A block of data
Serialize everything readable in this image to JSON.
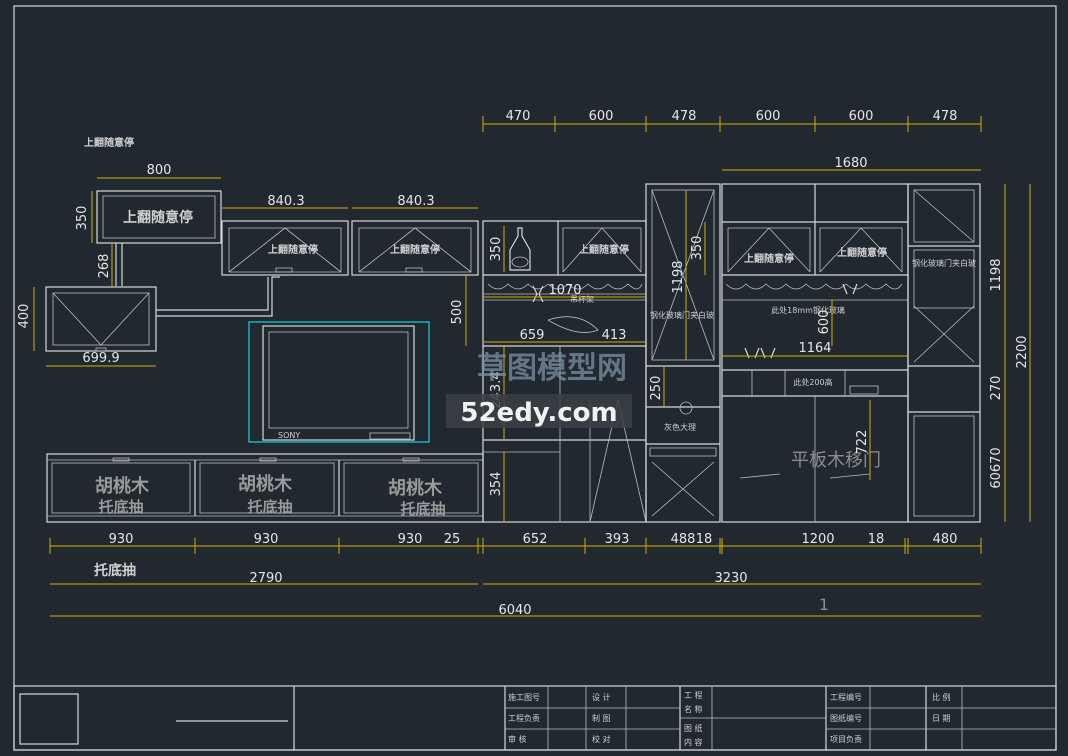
{
  "drawing": {
    "top_dims": [
      "470",
      "600",
      "478",
      "600",
      "600",
      "478"
    ],
    "dim_1680": "1680",
    "dim_800": "800",
    "dim_8403a": "840.3",
    "dim_8403b": "840.3",
    "dim_350_left": "350",
    "dim_268": "268",
    "dim_400": "400",
    "dim_6999": "699.9",
    "dim_350_mid": "350",
    "dim_500": "500",
    "dim_1070": "1070",
    "dim_659": "659",
    "dim_413": "413",
    "dim_2434": "243.4",
    "dim_354": "354",
    "dim_1198_mid": "1198",
    "dim_350_right": "350",
    "dim_250": "250",
    "dim_600_v": "600",
    "dim_1164": "1164",
    "dim_722": "722",
    "right_dims": [
      "1198",
      "2200",
      "270",
      "60670"
    ],
    "bottom_dims": [
      "930",
      "930",
      "930",
      "25",
      "652",
      "393",
      "488",
      "18",
      "1200",
      "18",
      "480"
    ],
    "dim_2790": "2790",
    "dim_3230": "3230",
    "dim_6040": "6040",
    "small_one": "1",
    "label_top_note": "上翻随意停",
    "label_box_main": "上翻随意停",
    "label_box_a": "上翻随意停",
    "label_box_b": "上翻随意停",
    "label_box_c": "上翻随意停",
    "label_box_d": "上翻随意停",
    "label_box_e": "上翻随意停",
    "walnut_1": "胡桃木",
    "walnut_2": "胡桃木",
    "walnut_3": "胡桃木",
    "tray_1": "托底抽",
    "tray_2": "托底抽",
    "tray_3": "托底抽",
    "tray_bottom": "托底抽",
    "flat_door": "平板木移门",
    "watermark_cn": "草图模型网",
    "watermark_url": "52edy.com",
    "tiny_glass": "钢化玻璃门夹白玻",
    "tiny_glass_r": "钢化玻璃门夹白玻",
    "tiny_note_a": "此处18mm钢化玻璃",
    "tiny_note_b": "此处200高",
    "tiny_rack": "吊杯架",
    "tiny_stone": "灰色大理",
    "tiny_tv": "SONY"
  },
  "titleblock": {
    "c1": [
      "施工图号",
      "工程负责",
      "审  核"
    ],
    "c2": [
      "设  计",
      "制  图",
      "校  对"
    ],
    "c3": [
      "工  程",
      "名  称"
    ],
    "c3b": [
      "图  纸",
      "内  容"
    ],
    "c4": [
      "工程编号",
      "图纸编号",
      "项目负责"
    ],
    "c5": [
      "比  例",
      "日  期"
    ]
  }
}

_Work to do_
Quote every record above exactly, omitting any pictures they contain.

_Output for this exercise_
Serialize everything readable in this image to JSON.
{
  "drawing": {
    "top_dims": [
      "470",
      "600",
      "478",
      "600",
      "600",
      "478"
    ],
    "dim_1680": "1680",
    "dim_800": "800",
    "dim_8403a": "840.3",
    "dim_8403b": "840.3",
    "dim_350_left": "350",
    "dim_268": "268",
    "dim_400": "400",
    "dim_6999": "699.9",
    "dim_350_mid": "350",
    "dim_500": "500",
    "dim_1070": "1070",
    "dim_659": "659",
    "dim_413": "413",
    "dim_2434": "243.4",
    "dim_354": "354",
    "dim_1198_mid": "1198",
    "dim_350_right": "350",
    "dim_250": "250",
    "dim_600_v": "600",
    "dim_1164": "1164",
    "dim_722": "722",
    "right_dims": [
      "1198",
      "2200",
      "270",
      "60670"
    ],
    "bottom_dims": [
      "930",
      "930",
      "930",
      "25",
      "652",
      "393",
      "488",
      "18",
      "1200",
      "18",
      "480"
    ],
    "dim_2790": "2790",
    "dim_3230": "3230",
    "dim_6040": "6040",
    "small_one": "1",
    "label_top_note": "上翻随意停",
    "label_box_main": "上翻随意停",
    "label_box_a": "上翻随意停",
    "label_box_b": "上翻随意停",
    "label_box_c": "上翻随意停",
    "label_box_d": "上翻随意停",
    "label_box_e": "上翻随意停",
    "walnut_1": "胡桃木",
    "walnut_2": "胡桃木",
    "walnut_3": "胡桃木",
    "tray_1": "托底抽",
    "tray_2": "托底抽",
    "tray_3": "托底抽",
    "tray_bottom": "托底抽",
    "flat_door": "平板木移门",
    "watermark_cn": "草图模型网",
    "watermark_url": "52edy.com",
    "tiny_glass": "钢化玻璃门夹白玻",
    "tiny_glass_r": "钢化玻璃门夹白玻",
    "tiny_note_a": "此处18mm钢化玻璃",
    "tiny_note_b": "此处200高",
    "tiny_rack": "吊杯架",
    "tiny_stone": "灰色大理",
    "tiny_tv": "SONY"
  },
  "titleblock": {
    "c1": [
      "施工图号",
      "工程负责",
      "审  核"
    ],
    "c2": [
      "设  计",
      "制  图",
      "校  对"
    ],
    "c3": [
      "工  程",
      "名  称"
    ],
    "c3b": [
      "图  纸",
      "内  容"
    ],
    "c4": [
      "工程编号",
      "图纸编号",
      "项目负责"
    ],
    "c5": [
      "比  例",
      "日  期"
    ]
  }
}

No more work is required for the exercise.